- Short exercise:
Reproduce the records exactly.

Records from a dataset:
* start *

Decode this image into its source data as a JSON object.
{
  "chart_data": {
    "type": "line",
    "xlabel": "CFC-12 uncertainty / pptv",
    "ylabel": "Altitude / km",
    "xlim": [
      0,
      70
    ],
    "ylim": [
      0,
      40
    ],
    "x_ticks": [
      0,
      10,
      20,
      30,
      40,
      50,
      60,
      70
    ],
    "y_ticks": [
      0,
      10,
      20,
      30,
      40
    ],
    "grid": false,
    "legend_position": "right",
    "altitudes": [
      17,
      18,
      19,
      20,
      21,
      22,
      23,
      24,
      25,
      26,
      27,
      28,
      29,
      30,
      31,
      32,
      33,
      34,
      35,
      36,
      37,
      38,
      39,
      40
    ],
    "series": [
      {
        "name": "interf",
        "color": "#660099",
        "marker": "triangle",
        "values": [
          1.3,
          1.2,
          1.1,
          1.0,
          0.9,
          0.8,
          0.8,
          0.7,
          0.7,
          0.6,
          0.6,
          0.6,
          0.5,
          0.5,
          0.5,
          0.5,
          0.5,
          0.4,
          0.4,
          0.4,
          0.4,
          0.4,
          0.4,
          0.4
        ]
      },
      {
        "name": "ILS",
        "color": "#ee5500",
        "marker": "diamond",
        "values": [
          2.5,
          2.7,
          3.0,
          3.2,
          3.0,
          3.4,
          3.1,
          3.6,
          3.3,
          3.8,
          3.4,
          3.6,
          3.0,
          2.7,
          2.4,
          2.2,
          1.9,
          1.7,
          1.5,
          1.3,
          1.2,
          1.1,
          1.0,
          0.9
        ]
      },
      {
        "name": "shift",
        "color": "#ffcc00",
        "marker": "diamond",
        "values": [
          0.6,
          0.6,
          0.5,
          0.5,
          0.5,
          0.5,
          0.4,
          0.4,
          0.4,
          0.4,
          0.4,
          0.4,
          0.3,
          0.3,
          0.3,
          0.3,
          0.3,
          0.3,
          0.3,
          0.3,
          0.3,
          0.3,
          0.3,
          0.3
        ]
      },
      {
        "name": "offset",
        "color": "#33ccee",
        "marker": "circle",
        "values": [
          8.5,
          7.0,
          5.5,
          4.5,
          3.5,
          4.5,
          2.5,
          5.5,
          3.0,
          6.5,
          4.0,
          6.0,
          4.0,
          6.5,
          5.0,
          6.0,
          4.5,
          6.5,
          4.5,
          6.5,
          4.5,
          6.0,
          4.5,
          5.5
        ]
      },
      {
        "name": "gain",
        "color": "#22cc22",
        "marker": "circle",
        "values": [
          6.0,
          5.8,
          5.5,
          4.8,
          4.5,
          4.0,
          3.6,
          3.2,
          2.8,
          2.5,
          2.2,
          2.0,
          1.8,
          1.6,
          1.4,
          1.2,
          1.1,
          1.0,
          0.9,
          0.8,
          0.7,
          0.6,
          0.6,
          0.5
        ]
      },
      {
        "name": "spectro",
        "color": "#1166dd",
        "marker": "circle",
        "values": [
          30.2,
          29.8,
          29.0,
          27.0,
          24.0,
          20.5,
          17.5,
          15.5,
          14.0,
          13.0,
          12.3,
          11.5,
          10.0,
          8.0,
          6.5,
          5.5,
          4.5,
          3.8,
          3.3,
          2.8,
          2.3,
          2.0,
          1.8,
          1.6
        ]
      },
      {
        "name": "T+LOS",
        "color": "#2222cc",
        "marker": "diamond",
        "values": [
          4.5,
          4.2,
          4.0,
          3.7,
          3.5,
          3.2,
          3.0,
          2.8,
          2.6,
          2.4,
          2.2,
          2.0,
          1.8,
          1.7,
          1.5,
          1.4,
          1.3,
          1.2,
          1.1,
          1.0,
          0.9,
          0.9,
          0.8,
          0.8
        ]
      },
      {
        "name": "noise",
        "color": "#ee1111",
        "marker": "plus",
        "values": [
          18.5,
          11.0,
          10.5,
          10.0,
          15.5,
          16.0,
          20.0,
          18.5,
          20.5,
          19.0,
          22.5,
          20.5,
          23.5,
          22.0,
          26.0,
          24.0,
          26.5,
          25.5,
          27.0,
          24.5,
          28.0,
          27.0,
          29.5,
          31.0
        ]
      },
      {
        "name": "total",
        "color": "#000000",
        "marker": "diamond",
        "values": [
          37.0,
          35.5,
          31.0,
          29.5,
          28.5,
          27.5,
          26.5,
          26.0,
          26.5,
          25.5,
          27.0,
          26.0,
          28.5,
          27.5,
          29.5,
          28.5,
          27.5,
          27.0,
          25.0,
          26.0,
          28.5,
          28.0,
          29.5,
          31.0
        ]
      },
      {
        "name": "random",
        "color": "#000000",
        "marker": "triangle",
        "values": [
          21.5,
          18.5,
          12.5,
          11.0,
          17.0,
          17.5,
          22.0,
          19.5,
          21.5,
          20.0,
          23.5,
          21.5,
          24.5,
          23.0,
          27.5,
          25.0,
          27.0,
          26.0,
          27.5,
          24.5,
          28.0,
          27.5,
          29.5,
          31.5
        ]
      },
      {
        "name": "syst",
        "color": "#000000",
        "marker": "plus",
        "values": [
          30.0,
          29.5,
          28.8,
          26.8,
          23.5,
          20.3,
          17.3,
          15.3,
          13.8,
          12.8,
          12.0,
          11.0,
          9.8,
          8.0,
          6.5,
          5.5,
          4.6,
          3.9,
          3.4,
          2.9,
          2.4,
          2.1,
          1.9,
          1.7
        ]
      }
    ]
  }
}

* end *

- Reply:
Decode this image into its source data as a JSON object.
{
  "chart_data": {
    "type": "line",
    "xlabel": "CFC-12 uncertainty / pptv",
    "ylabel": "Altitude / km",
    "xlim": [
      0,
      70
    ],
    "ylim": [
      0,
      40
    ],
    "x_ticks": [
      0,
      10,
      20,
      30,
      40,
      50,
      60,
      70
    ],
    "y_ticks": [
      0,
      10,
      20,
      30,
      40
    ],
    "grid": false,
    "legend_position": "right",
    "altitudes": [
      17,
      18,
      19,
      20,
      21,
      22,
      23,
      24,
      25,
      26,
      27,
      28,
      29,
      30,
      31,
      32,
      33,
      34,
      35,
      36,
      37,
      38,
      39,
      40
    ],
    "series": [
      {
        "name": "interf",
        "color": "#660099",
        "marker": "triangle",
        "values": [
          1.3,
          1.2,
          1.1,
          1.0,
          0.9,
          0.8,
          0.8,
          0.7,
          0.7,
          0.6,
          0.6,
          0.6,
          0.5,
          0.5,
          0.5,
          0.5,
          0.5,
          0.4,
          0.4,
          0.4,
          0.4,
          0.4,
          0.4,
          0.4
        ]
      },
      {
        "name": "ILS",
        "color": "#ee5500",
        "marker": "diamond",
        "values": [
          2.5,
          2.7,
          3.0,
          3.2,
          3.0,
          3.4,
          3.1,
          3.6,
          3.3,
          3.8,
          3.4,
          3.6,
          3.0,
          2.7,
          2.4,
          2.2,
          1.9,
          1.7,
          1.5,
          1.3,
          1.2,
          1.1,
          1.0,
          0.9
        ]
      },
      {
        "name": "shift",
        "color": "#ffcc00",
        "marker": "diamond",
        "values": [
          0.6,
          0.6,
          0.5,
          0.5,
          0.5,
          0.5,
          0.4,
          0.4,
          0.4,
          0.4,
          0.4,
          0.4,
          0.3,
          0.3,
          0.3,
          0.3,
          0.3,
          0.3,
          0.3,
          0.3,
          0.3,
          0.3,
          0.3,
          0.3
        ]
      },
      {
        "name": "offset",
        "color": "#33ccee",
        "marker": "circle",
        "values": [
          8.5,
          7.0,
          5.5,
          4.5,
          3.5,
          4.5,
          2.5,
          5.5,
          3.0,
          6.5,
          4.0,
          6.0,
          4.0,
          6.5,
          5.0,
          6.0,
          4.5,
          6.5,
          4.5,
          6.5,
          4.5,
          6.0,
          4.5,
          5.5
        ]
      },
      {
        "name": "gain",
        "color": "#22cc22",
        "marker": "circle",
        "values": [
          6.0,
          5.8,
          5.5,
          4.8,
          4.5,
          4.0,
          3.6,
          3.2,
          2.8,
          2.5,
          2.2,
          2.0,
          1.8,
          1.6,
          1.4,
          1.2,
          1.1,
          1.0,
          0.9,
          0.8,
          0.7,
          0.6,
          0.6,
          0.5
        ]
      },
      {
        "name": "spectro",
        "color": "#1166dd",
        "marker": "circle",
        "values": [
          30.2,
          29.8,
          29.0,
          27.0,
          24.0,
          20.5,
          17.5,
          15.5,
          14.0,
          13.0,
          12.3,
          11.5,
          10.0,
          8.0,
          6.5,
          5.5,
          4.5,
          3.8,
          3.3,
          2.8,
          2.3,
          2.0,
          1.8,
          1.6
        ]
      },
      {
        "name": "T+LOS",
        "color": "#2222cc",
        "marker": "diamond",
        "values": [
          4.5,
          4.2,
          4.0,
          3.7,
          3.5,
          3.2,
          3.0,
          2.8,
          2.6,
          2.4,
          2.2,
          2.0,
          1.8,
          1.7,
          1.5,
          1.4,
          1.3,
          1.2,
          1.1,
          1.0,
          0.9,
          0.9,
          0.8,
          0.8
        ]
      },
      {
        "name": "noise",
        "color": "#ee1111",
        "marker": "plus",
        "values": [
          18.5,
          11.0,
          10.5,
          10.0,
          15.5,
          16.0,
          20.0,
          18.5,
          20.5,
          19.0,
          22.5,
          20.5,
          23.5,
          22.0,
          26.0,
          24.0,
          26.5,
          25.5,
          27.0,
          24.5,
          28.0,
          27.0,
          29.5,
          31.0
        ]
      },
      {
        "name": "total",
        "color": "#000000",
        "marker": "diamond",
        "values": [
          37.0,
          35.5,
          31.0,
          29.5,
          28.5,
          27.5,
          26.5,
          26.0,
          26.5,
          25.5,
          27.0,
          26.0,
          28.5,
          27.5,
          29.5,
          28.5,
          27.5,
          27.0,
          25.0,
          26.0,
          28.5,
          28.0,
          29.5,
          31.0
        ]
      },
      {
        "name": "random",
        "color": "#000000",
        "marker": "triangle",
        "values": [
          21.5,
          18.5,
          12.5,
          11.0,
          17.0,
          17.5,
          22.0,
          19.5,
          21.5,
          20.0,
          23.5,
          21.5,
          24.5,
          23.0,
          27.5,
          25.0,
          27.0,
          26.0,
          27.5,
          24.5,
          28.0,
          27.5,
          29.5,
          31.5
        ]
      },
      {
        "name": "syst",
        "color": "#000000",
        "marker": "plus",
        "values": [
          30.0,
          29.5,
          28.8,
          26.8,
          23.5,
          20.3,
          17.3,
          15.3,
          13.8,
          12.8,
          12.0,
          11.0,
          9.8,
          8.0,
          6.5,
          5.5,
          4.6,
          3.9,
          3.4,
          2.9,
          2.4,
          2.1,
          1.9,
          1.7
        ]
      }
    ]
  }
}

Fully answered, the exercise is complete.